* _Trecho do texto_:

----

O Pregador da Casa Pontifícia, portanto, criticou aquela ‘ecologia profunda’, que gostaria de ‘abolir totalmente a hierarquia entre os seres, colocada pela Bíblia e inerente à natureza’ e que leva até mesmo a ‘desejar um universo futuro sem mais a presença da espécie humana, vista como nociva para o resto da criação’.

As Escrituras (Salmo 8 e Mt 6,25-34) sugerem que Deus provê às necessidades materiais do homem. Ao mesmo tempo, no entanto, é intolerável que o homem não se preocupe com as necessidades de seus semelhantes, que se entregue ao desperdício dos recursos ou que procure uma ‘riqueza desonesta’.

De acordo com o pregador da Casa Pontifícia, ‘o pecado de fundo contra a criação, que está por acima de todos os demais, é o de não escutar a sua voz, condená-la irremediavelmente, diria São Paulo, à vaidade, à insignificância (cfr. Rom 8:18 seq.)’.

Pelo contrário, todos os homens devem ser ‘parteiras’ da glória de Deus, que - tal como sugerido pelas Escrituras - estão ‘grávidos’ os céus e a terra. São Francisco nos mostra uma ‘mudança radical no nosso relacionamento com a criação’ que consiste em ‘substituir a posse pela contemplação’.

Note-se que Francisco compôs o seu Cântico ‘quando já não conseguia enxergar nenhuma delas e, mais, a simples luz do sol ou do fogo causava-lhe profundas dores! A posse exclui, a contemplação inclui; a posse divide, a contemplação multiplica’, comentou o Cantalamessa.

Só se pode possuir um lago, um parque, e assim todos os outros são excluídos; milhares podem contemplar aquele mesmo lago ou parque, e todos apreciam sem tirá-lo de ninguém’, exemplificou o pregador, observando : ‘Quantos latifundiários pararam para admirar uma flor dos seus campos ou para acariciar uma espiga dos seus grãos? A contemplação permite possuir as coisas sem monopolizá-las’.

----

* _Material_:
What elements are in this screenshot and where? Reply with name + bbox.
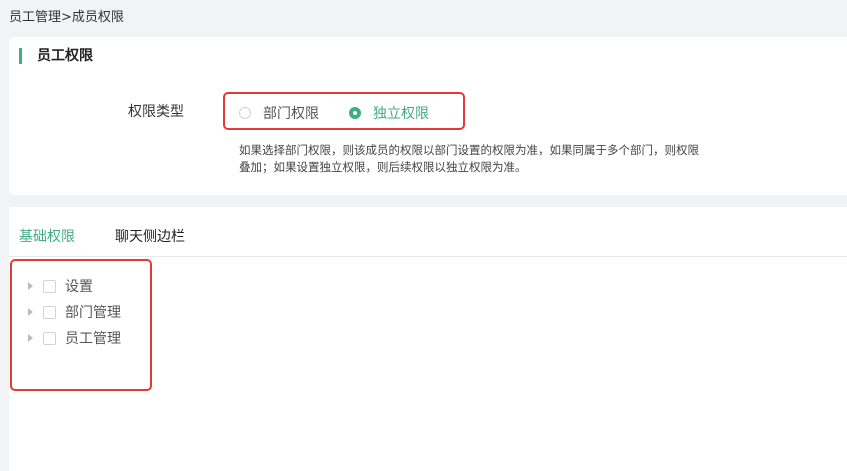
checkbox[interactable] [43, 331, 56, 345]
permission-detail-card: 基础权限 聊天侧边栏 设置 部门管理 员工管理 [9, 207, 847, 471]
checkbox[interactable] [43, 279, 56, 293]
tab-basic-permission[interactable]: 基础权限 [19, 228, 75, 246]
permission-tabs: 基础权限 聊天侧边栏 [9, 207, 847, 257]
tree-item-department-management[interactable]: 部门管理 [28, 303, 121, 321]
radio-department-permission[interactable]: 部门权限 [239, 103, 319, 123]
hint-line: 如果选择部门权限，则该成员的权限以部门设置的权限为准，如果同属于多个部门，则权限 [239, 143, 699, 157]
permission-tree: 设置 部门管理 员工管理 [10, 259, 152, 391]
tree-item-settings[interactable]: 设置 [28, 277, 93, 295]
section-title-text: 员工权限 [37, 48, 93, 64]
tab-chat-sidebar[interactable]: 聊天侧边栏 [115, 228, 185, 246]
breadcrumb[interactable]: 员工管理>成员权限 [9, 9, 124, 27]
radio-label[interactable]: 独立权限 [373, 103, 429, 123]
permission-hint-text: 如果选择部门权限，则该成员的权限以部门设置的权限为准，如果同属于多个部门，则权限… [239, 142, 739, 176]
radio-independent-permission[interactable]: 独立权限 [349, 103, 429, 123]
tree-item-label: 部门管理 [65, 305, 121, 321]
hint-line: 叠加；如果设置独立权限，则后续权限以独立权限为准。 [239, 160, 527, 174]
radio-unchecked-icon[interactable] [239, 107, 251, 119]
radio-checked-icon[interactable] [349, 107, 361, 119]
title-accent-bar [19, 48, 22, 64]
caret-right-icon[interactable] [28, 334, 33, 342]
checkbox[interactable] [43, 305, 56, 319]
tree-item-staff-management[interactable]: 员工管理 [28, 329, 121, 347]
tree-item-label: 员工管理 [65, 331, 121, 347]
section-title: 员工权限 [19, 48, 93, 64]
caret-right-icon[interactable] [28, 308, 33, 316]
radio-label[interactable]: 部门权限 [263, 103, 319, 123]
caret-right-icon[interactable] [28, 282, 33, 290]
tree-item-label: 设置 [65, 279, 93, 295]
permission-type-radio-group: 部门权限 独立权限 [223, 92, 465, 130]
permission-type-label: 权限类型 [128, 104, 184, 120]
permission-type-card: 员工权限 权限类型 部门权限 独立权限 如果选择部门权限，则该成员的权限以部门设… [9, 37, 847, 195]
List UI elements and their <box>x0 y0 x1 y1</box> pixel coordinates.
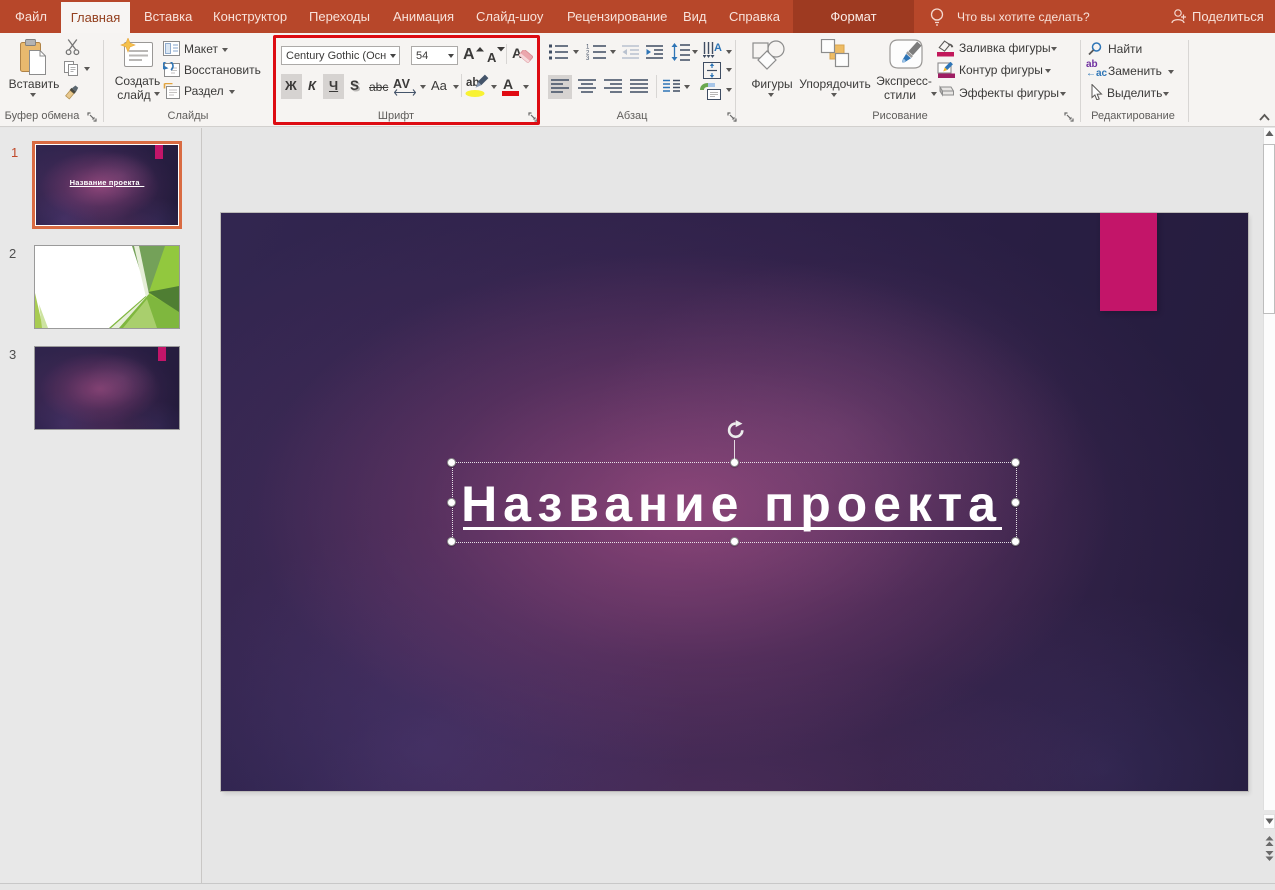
svg-text:A: A <box>714 42 722 54</box>
svg-text:3: 3 <box>586 56 590 60</box>
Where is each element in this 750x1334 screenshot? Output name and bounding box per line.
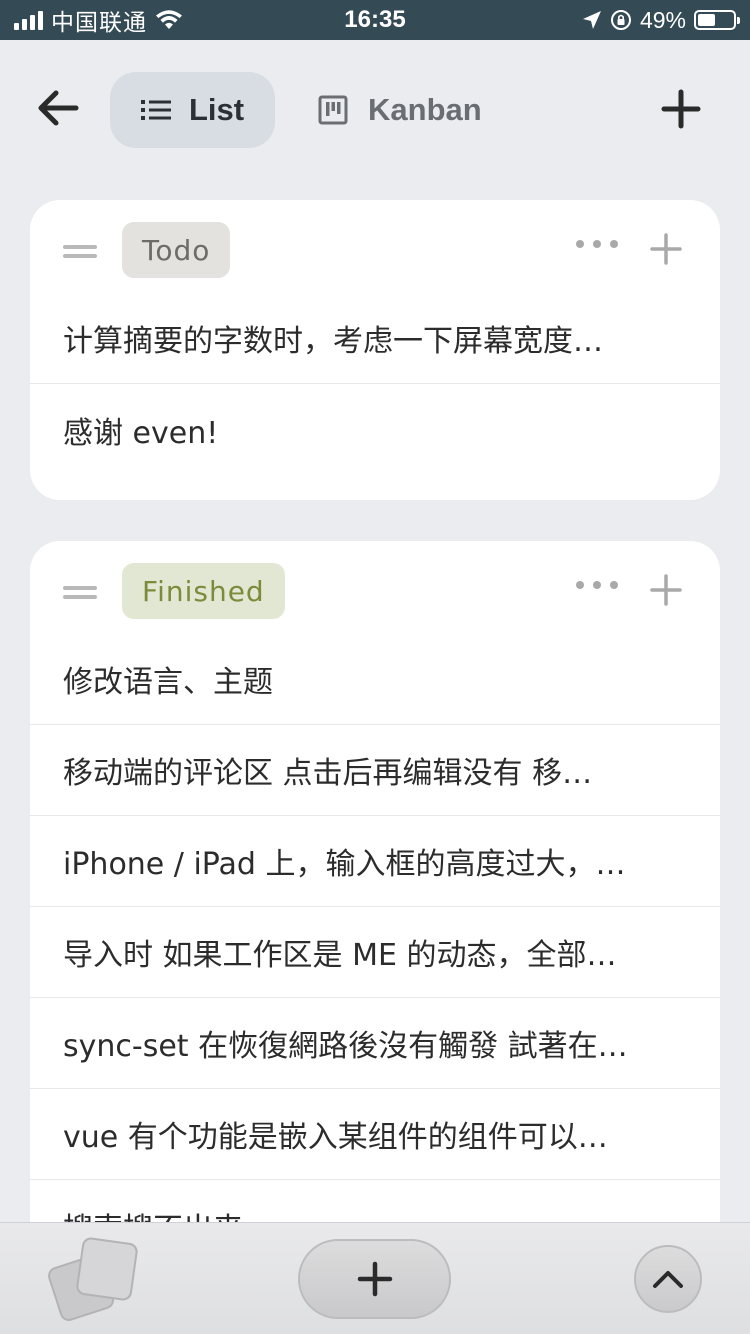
tab-list[interactable]: List [110, 72, 275, 148]
battery-percent: 49% [639, 6, 686, 33]
battery-icon [694, 10, 740, 30]
list-item-text: 修改语言、主题 [63, 665, 273, 700]
plus-icon [357, 1261, 392, 1297]
list-item[interactable]: 计算摘要的字数时，考虑一下屏幕宽度… [30, 293, 720, 384]
group-header: Finished [30, 541, 720, 634]
list-item[interactable]: 导入时 如果工作区是 ME 的动态，全部… [30, 907, 720, 998]
tab-list-label: List [188, 92, 245, 127]
tab-kanban[interactable]: Kanban [300, 72, 500, 148]
list-item[interactable]: vue 有个功能是嵌入某组件的组件可以… [30, 1089, 720, 1180]
list-item-text: 计算摘要的字数时，考虑一下屏幕宽度… [63, 324, 603, 359]
status-bar: 中国联通 16:35 49% [0, 0, 750, 40]
list-item[interactable]: 修改语言、主题 [30, 634, 720, 725]
drag-handle-icon[interactable] [63, 586, 97, 604]
kanban-icon [318, 95, 348, 125]
list-item-text: sync-set 在恢復網路後沒有觸發 試著在… [63, 1029, 628, 1064]
add-icon[interactable] [656, 84, 706, 134]
list-item[interactable]: sync-set 在恢復網路後沒有觸發 試著在… [30, 998, 720, 1089]
more-options-icon[interactable] [576, 581, 618, 589]
bottom-toolbar [0, 1222, 750, 1334]
location-arrow-icon [582, 11, 601, 29]
add-item-icon[interactable] [650, 233, 682, 265]
list-item[interactable]: iPhone / iPad 上，输入框的高度过大，… [30, 816, 720, 907]
header: List Kanban [0, 40, 750, 190]
status-tag-todo[interactable]: Todo [122, 222, 231, 278]
group-header: Todo [30, 200, 720, 293]
drag-handle-icon[interactable] [63, 245, 97, 263]
back-arrow-icon[interactable] [30, 80, 86, 136]
add-item-button[interactable] [298, 1239, 451, 1319]
status-tag-finished[interactable]: Finished [122, 563, 285, 619]
tab-kanban-label: Kanban [368, 92, 482, 127]
group-card-finished: Finished 修改语言、主题 移动端的评论区 点击后再编辑没有 移… iPh… [30, 541, 720, 1241]
list-item-text: 感谢 even! [63, 415, 219, 451]
chevron-up-icon [653, 1271, 683, 1288]
card-stack-icon[interactable] [46, 1237, 142, 1327]
list-item-text: vue 有个功能是嵌入某组件的组件可以… [63, 1120, 608, 1155]
more-options-icon[interactable] [576, 240, 618, 248]
list-icon [140, 100, 171, 120]
list-item-text: iPhone / iPad 上，输入框的高度过大，… [63, 847, 626, 882]
scroll-to-top-button[interactable] [634, 1245, 702, 1313]
add-item-icon[interactable] [650, 574, 682, 606]
list-item[interactable]: 移动端的评论区 点击后再编辑没有 移… [30, 725, 720, 816]
orientation-lock-icon [610, 10, 631, 30]
group-card-todo: Todo 计算摘要的字数时，考虑一下屏幕宽度… 感谢 even! [30, 200, 720, 500]
list-item[interactable]: 感谢 even! [30, 384, 720, 475]
list-item-text: 移动端的评论区 点击后再编辑没有 移… [63, 756, 593, 791]
list-item-text: 导入时 如果工作区是 ME 的动态，全部… [63, 938, 617, 973]
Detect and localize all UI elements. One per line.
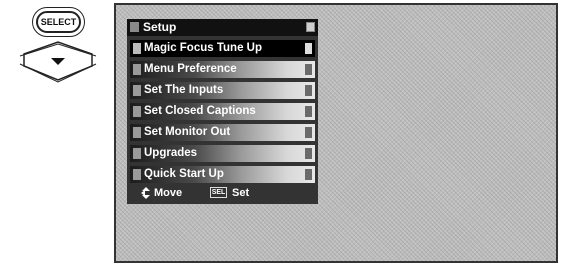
menu-title-bar: Setup xyxy=(127,19,318,36)
setup-menu: Setup Magic Focus Tune Up Menu Preferenc… xyxy=(127,19,318,204)
menu-item-label: Set The Inputs xyxy=(144,84,224,96)
title-marker-icon xyxy=(130,22,139,32)
item-end-marker-icon xyxy=(305,169,312,180)
menu-item-label: Quick Start Up xyxy=(144,168,224,180)
menu-title: Setup xyxy=(143,20,177,34)
item-end-marker-icon xyxy=(305,148,312,159)
menu-item-label: Magic Focus Tune Up xyxy=(144,42,262,54)
item-end-marker-icon xyxy=(305,43,312,54)
menu-item-set-monitor-out[interactable]: Set Monitor Out xyxy=(130,124,315,141)
set-hint-label: Set xyxy=(232,187,250,199)
item-end-marker-icon xyxy=(305,127,312,138)
item-end-marker-icon xyxy=(305,64,312,75)
item-end-marker-icon xyxy=(305,106,312,117)
menu-item-set-closed-captions[interactable]: Set Closed Captions xyxy=(130,103,315,120)
item-marker-icon xyxy=(133,64,141,75)
item-marker-icon xyxy=(133,127,141,138)
item-marker-icon xyxy=(133,169,141,180)
item-marker-icon xyxy=(133,85,141,96)
menu-item-menu-preference[interactable]: Menu Preference xyxy=(130,61,315,78)
menu-item-quick-start-up[interactable]: Quick Start Up xyxy=(130,166,315,183)
item-marker-icon xyxy=(133,106,141,117)
menu-item-label: Upgrades xyxy=(144,147,198,159)
remote-control: SELECT xyxy=(0,0,112,90)
down-arrow-button[interactable] xyxy=(18,40,98,84)
menu-item-label: Menu Preference xyxy=(144,63,237,75)
item-marker-icon xyxy=(133,43,141,54)
item-end-marker-icon xyxy=(305,85,312,96)
item-marker-icon xyxy=(133,148,141,159)
sel-key-icon: SEL xyxy=(210,187,227,198)
menu-item-set-the-inputs[interactable]: Set The Inputs xyxy=(130,82,315,99)
move-hint-label: Move xyxy=(154,187,183,199)
menu-item-upgrades[interactable]: Upgrades xyxy=(130,145,315,162)
menu-item-magic-focus-tune-up[interactable]: Magic Focus Tune Up xyxy=(130,40,315,57)
menu-footer-hints: Move SEL Set xyxy=(130,185,315,201)
menu-item-label: Set Closed Captions xyxy=(144,105,256,117)
title-end-marker-icon xyxy=(306,22,315,32)
select-button[interactable]: SELECT xyxy=(36,11,81,33)
menu-item-label: Set Monitor Out xyxy=(144,126,231,138)
move-arrows-icon xyxy=(141,187,150,199)
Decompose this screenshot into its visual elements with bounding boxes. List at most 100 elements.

----

* _Tarefas a realizar_:
A) Repita sem nenhuma alteração a parte do trecho do texto que começa em "Pelo contrário, todos" e segue até "comentou o Cantalamessa.".
B) De acordo com o trecho do texto, o que São Francisco propõe substituir pela contemplação?
C) Reescreva de forma mais breve o parágrafo do trecho do texto que começa com "As Escrituras (Salmo 8", mantendo os fatos principais.

* _Resultados por tarefa_:
A)
Pelo contrário, todos os homens devem ser ‘parteiras’ da glória de Deus, que - tal como sugerido pelas Escrituras - estão ‘grávidos’ os céus e a terra. São Francisco nos mostra uma ‘mudança radical no nosso relacionamento com a criação’ que consiste em ‘substituir a posse pela contemplação’.

Note-se que Francisco compôs o seu Cântico ‘quando já não conseguia enxergar nenhuma delas e, mais, a simples luz do sol ou do fogo causava-lhe profundas dores! A posse exclui, a contemplação inclui; a posse divide, a contemplação multiplica’, comentou o Cantalamessa.

B) A posse.

C) Segundo as Escrituras (Salmo 8 e Mt 6,25-34), Deus provê às necessidades materiais do homem. Mas é intolerável que o homem ignore as necessidades de seus semelhantes, desperdice os recursos ou busque uma ‘riqueza desonesta’.